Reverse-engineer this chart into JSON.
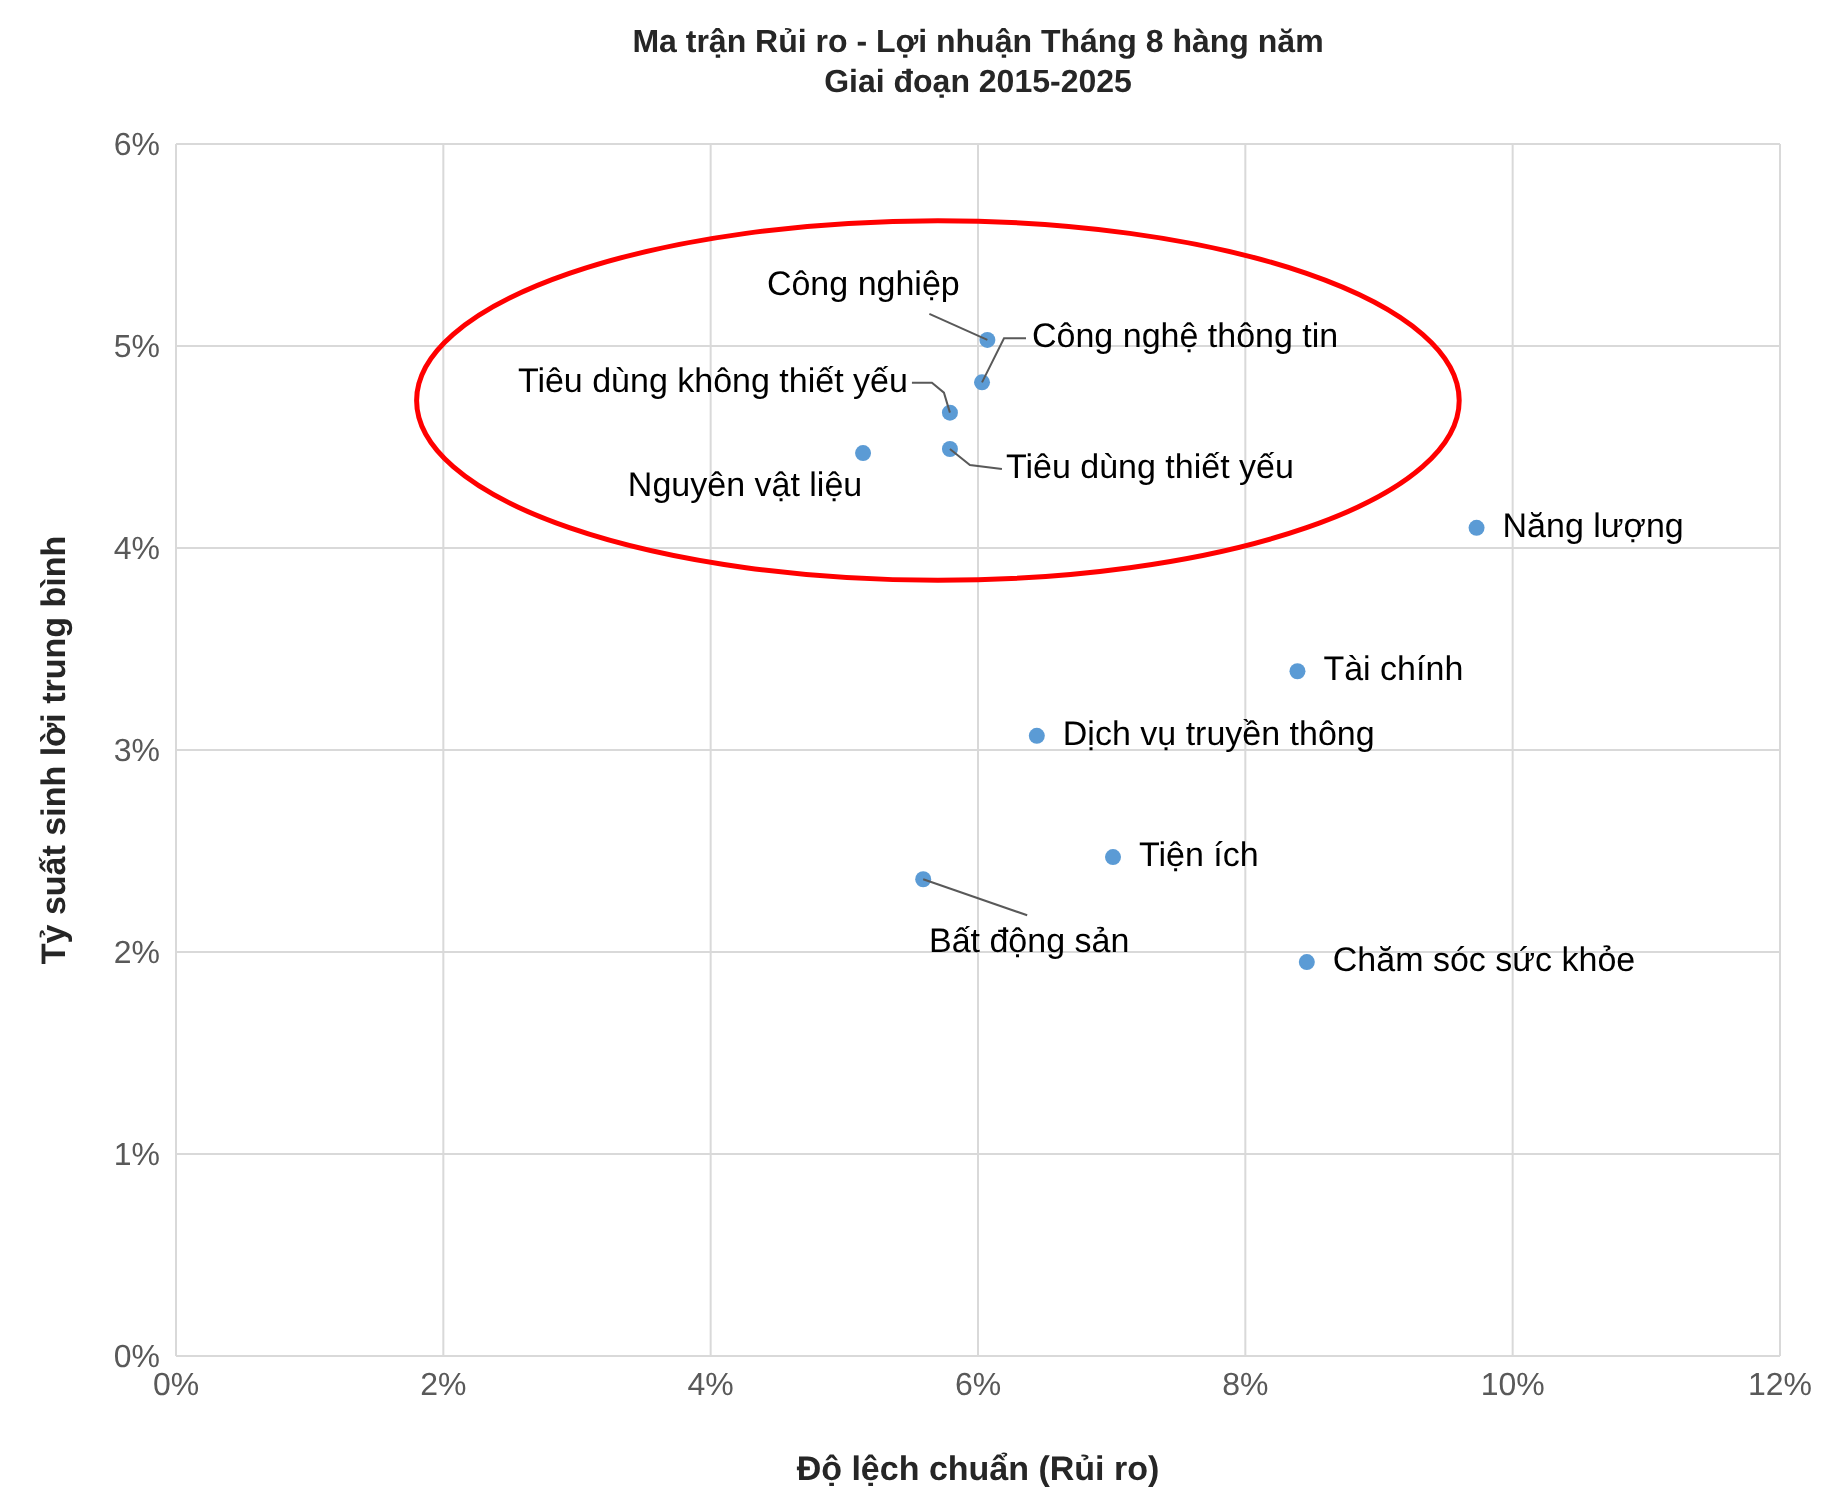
{
  "chart_data": {
    "type": "scatter",
    "title": "Ma trận Rủi ro - Lợi nhuận Tháng 8 hàng năm\nGiai đoạn 2015-2025",
    "xlabel": "Độ lệch chuẩn (Rủi ro)",
    "ylabel": "Tỷ suất sinh lời trung bình",
    "x": [
      6.07,
      6.03,
      5.79,
      5.79,
      5.14,
      9.73,
      8.39,
      6.44,
      7.01,
      5.59,
      8.46
    ],
    "values": [
      5.03,
      4.82,
      4.67,
      4.49,
      4.47,
      4.1,
      3.39,
      3.07,
      2.47,
      2.36,
      1.95
    ],
    "color": "#5b9bd5",
    "marker": "circle",
    "grid": true,
    "legend": false,
    "xlim": [
      0,
      12
    ],
    "ylim": [
      0,
      6
    ],
    "xticks": [
      {
        "value": 0,
        "label": "0%"
      },
      {
        "value": 2,
        "label": "2%"
      },
      {
        "value": 4,
        "label": "4%"
      },
      {
        "value": 6,
        "label": "6%"
      },
      {
        "value": 8,
        "label": "8%"
      },
      {
        "value": 10,
        "label": "10%"
      },
      {
        "value": 12,
        "label": "12%"
      }
    ],
    "yticks": [
      {
        "value": 0,
        "label": "0%"
      },
      {
        "value": 1,
        "label": "1%"
      },
      {
        "value": 2,
        "label": "2%"
      },
      {
        "value": 3,
        "label": "3%"
      },
      {
        "value": 4,
        "label": "4%"
      },
      {
        "value": 5,
        "label": "5%"
      },
      {
        "value": 6,
        "label": "6%"
      }
    ],
    "annotations": [
      {
        "text": "Công nghiệp",
        "x": 6.07,
        "y": 5.03
      },
      {
        "text": "Công nghệ thông tin",
        "x": 6.03,
        "y": 4.82
      },
      {
        "text": "Tiêu dùng không thiết yếu",
        "x": 5.79,
        "y": 4.67
      },
      {
        "text": "Tiêu dùng thiết yếu",
        "x": 5.79,
        "y": 4.49
      },
      {
        "text": "Nguyên vật liệu",
        "x": 5.14,
        "y": 4.47
      },
      {
        "text": "Năng lượng",
        "x": 9.73,
        "y": 4.1
      },
      {
        "text": "Tài chính",
        "x": 8.39,
        "y": 3.39
      },
      {
        "text": "Dịch vụ truyền thông",
        "x": 6.44,
        "y": 3.07
      },
      {
        "text": "Tiện ích",
        "x": 7.01,
        "y": 2.47
      },
      {
        "text": "Bất động sản",
        "x": 5.59,
        "y": 2.36
      },
      {
        "text": "Chăm sóc sức khỏe",
        "x": 8.46,
        "y": 1.95
      }
    ]
  }
}
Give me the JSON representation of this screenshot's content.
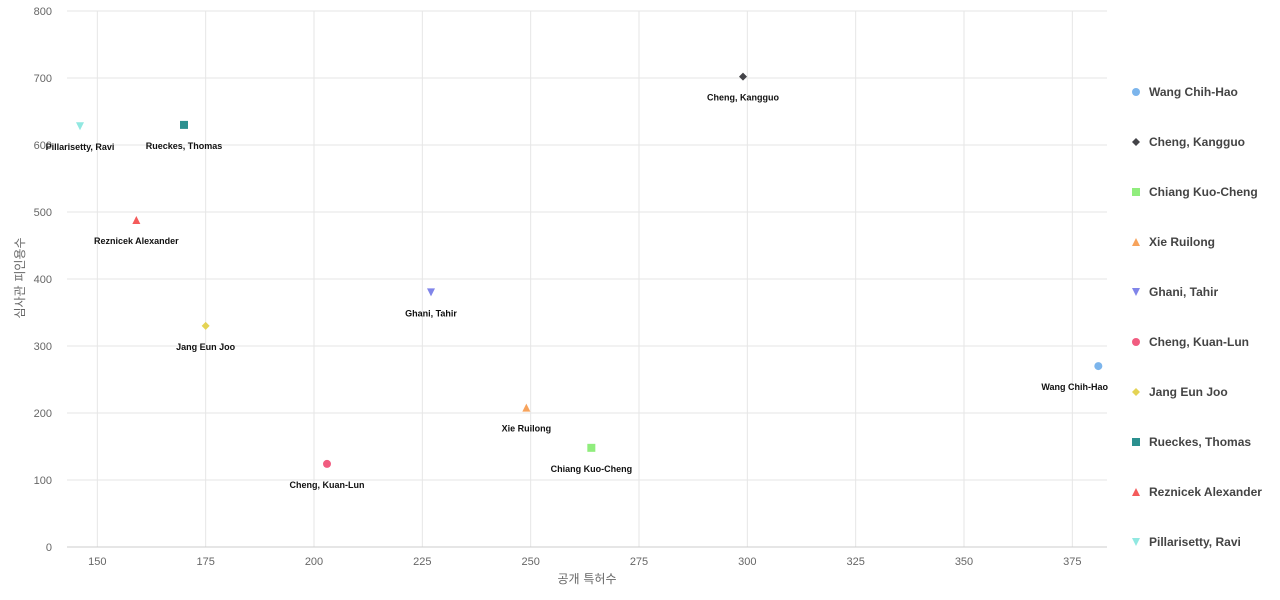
{
  "chart_data": {
    "type": "scatter",
    "xlabel": "공개 특허수",
    "ylabel": "심사관 피인용수",
    "xlim": [
      143,
      383
    ],
    "ylim": [
      0,
      800
    ],
    "xticks": [
      150,
      175,
      200,
      225,
      250,
      275,
      300,
      325,
      350,
      375
    ],
    "yticks": [
      0,
      100,
      200,
      300,
      400,
      500,
      600,
      700,
      800
    ],
    "grid": true,
    "legend_position": "right",
    "series": [
      {
        "name": "Wang Chih-Hao",
        "x": 381,
        "y": 270,
        "color": "#7cb5ec",
        "marker": "circle"
      },
      {
        "name": "Cheng, Kangguo",
        "x": 299,
        "y": 702,
        "color": "#434348",
        "marker": "diamond"
      },
      {
        "name": "Chiang Kuo-Cheng",
        "x": 264,
        "y": 148,
        "color": "#90ed7d",
        "marker": "square"
      },
      {
        "name": "Xie Ruilong",
        "x": 249,
        "y": 208,
        "color": "#f7a35c",
        "marker": "triangle"
      },
      {
        "name": "Ghani, Tahir",
        "x": 227,
        "y": 380,
        "color": "#8085e9",
        "marker": "triangle-down"
      },
      {
        "name": "Cheng, Kuan-Lun",
        "x": 203,
        "y": 124,
        "color": "#f15c80",
        "marker": "circle"
      },
      {
        "name": "Jang Eun Joo",
        "x": 175,
        "y": 330,
        "color": "#e4d354",
        "marker": "diamond"
      },
      {
        "name": "Rueckes, Thomas",
        "x": 170,
        "y": 630,
        "color": "#2b908f",
        "marker": "square"
      },
      {
        "name": "Reznicek Alexander",
        "x": 159,
        "y": 488,
        "color": "#f45b5b",
        "marker": "triangle"
      },
      {
        "name": "Pillarisetty, Ravi",
        "x": 146,
        "y": 628,
        "color": "#91e8e1",
        "marker": "triangle-down"
      }
    ]
  }
}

***

Where a line above contains the string "xlabel", copy that line.

• **Final result**
    "xlabel": "Độ lệch chuẩn (Rủi ro)",
    "xlabel": "공개 특허수",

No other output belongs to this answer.